● Sayfa alıntısı:
::::

Bütün bu olaylar,  Şer İttifakının (ABD-İngiltere-İsrail-Siyonizm) Ortadoğu üzerinden “Kaostan Kaynaklanan Düzen” (”Yaratıcı Savaş”/“Düzeltici Savaş”) Teorisi kapsamında, Küresel savaş çıkarmak için öngördüğü bir stratejinin(1,2) uygulanmaya sokulmuş olmasının bir sonucu olabilir.

ABD BMGK Kararını Niçin Veto Etmiş Olabilir?

ABD’nin büyükelçiliğini Kudüs’e taşıma kararının, BMGK’da, ABD’nin yalnız başına evet demesine karşılık 14 ülkenin hayır oyu ile reddedilmiş olması, gerçek anlamda ABD’ye verilen önemli bir mesajdı. Ancak bu sonuç, ABD için bir sürpriz olmamalıydı. Çünkü bu 14 ülkenin neredeyse tamamı, ABD’nin bu kararına itiraz etmişler ve bu kararın hem Ortadoğu’da hem de dünyada büyük gerilimlere ve hatta çatışmalara sebebiyet vereceğini önceden açıklamışlardı.

22 yıl önce 1995 yılında alınmış bir kararın aradan geçen bunca zamana rağmen uygulamaya sokulmamış olmasının sebebi neydi? Şimdi ne değişti de uygulamaya sokulmak istendi? Bu gün, ABD kararında neden ısrar etmiştir?  ABD’nin Kudüs kararı, BMGK tarafından 14 oyla reddedilmiş ve ABD tamamen yalnız bırakılmış olmasına rağmen ABD’nin BMGK kararını veto etmiş olmasının sebebi ne olabilir? BM Genel Kurulu’nda karar reddedilince ABD’nin ortaya koyduğu sert, kırıcı, kaba tavrın sebebi nedir? Normalde ABD ile birlikte hareket etmesi gereken birçok ülkenin çekimser kalmasının ya da hayır demesinin sebebi nedir? Bu durum doğal mıdır; yoksa bir gizli güç devreye mi girmiştir? Gizli bir stratejimi uygulanmak istenmektedir?

::::

● Veri seti alıntısı:
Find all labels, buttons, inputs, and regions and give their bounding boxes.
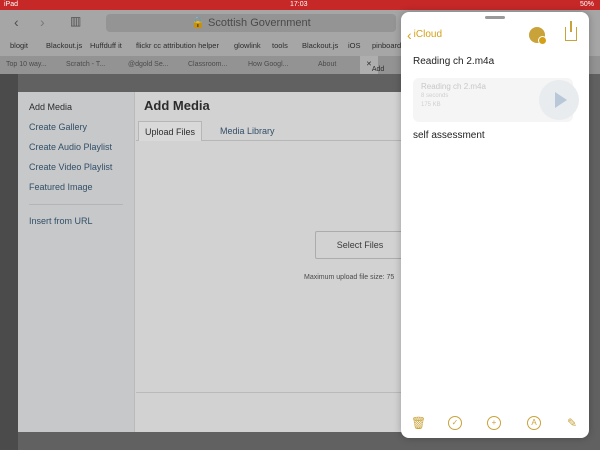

::::

● Görev: Sayfa alıntısında "Bütün bu olaylar,  Şer" sözleriyle başlayıp "bir sonucu olabilir." sözleriyle biten bölümü hiçbir değişiklik yapmadan yazın.

● Görev çıktısı:
Bütün bu olaylar,  Şer İttifakının (ABD-İngiltere-İsrail-Siyonizm) Ortadoğu üzerinden “Kaostan Kaynaklanan Düzen” (”Yaratıcı Savaş”/“Düzeltici Savaş”) Teorisi kapsamında, Küresel savaş çıkarmak için öngördüğü bir stratejinin(1,2) uygulanmaya sokulmuş olmasının bir sonucu olabilir.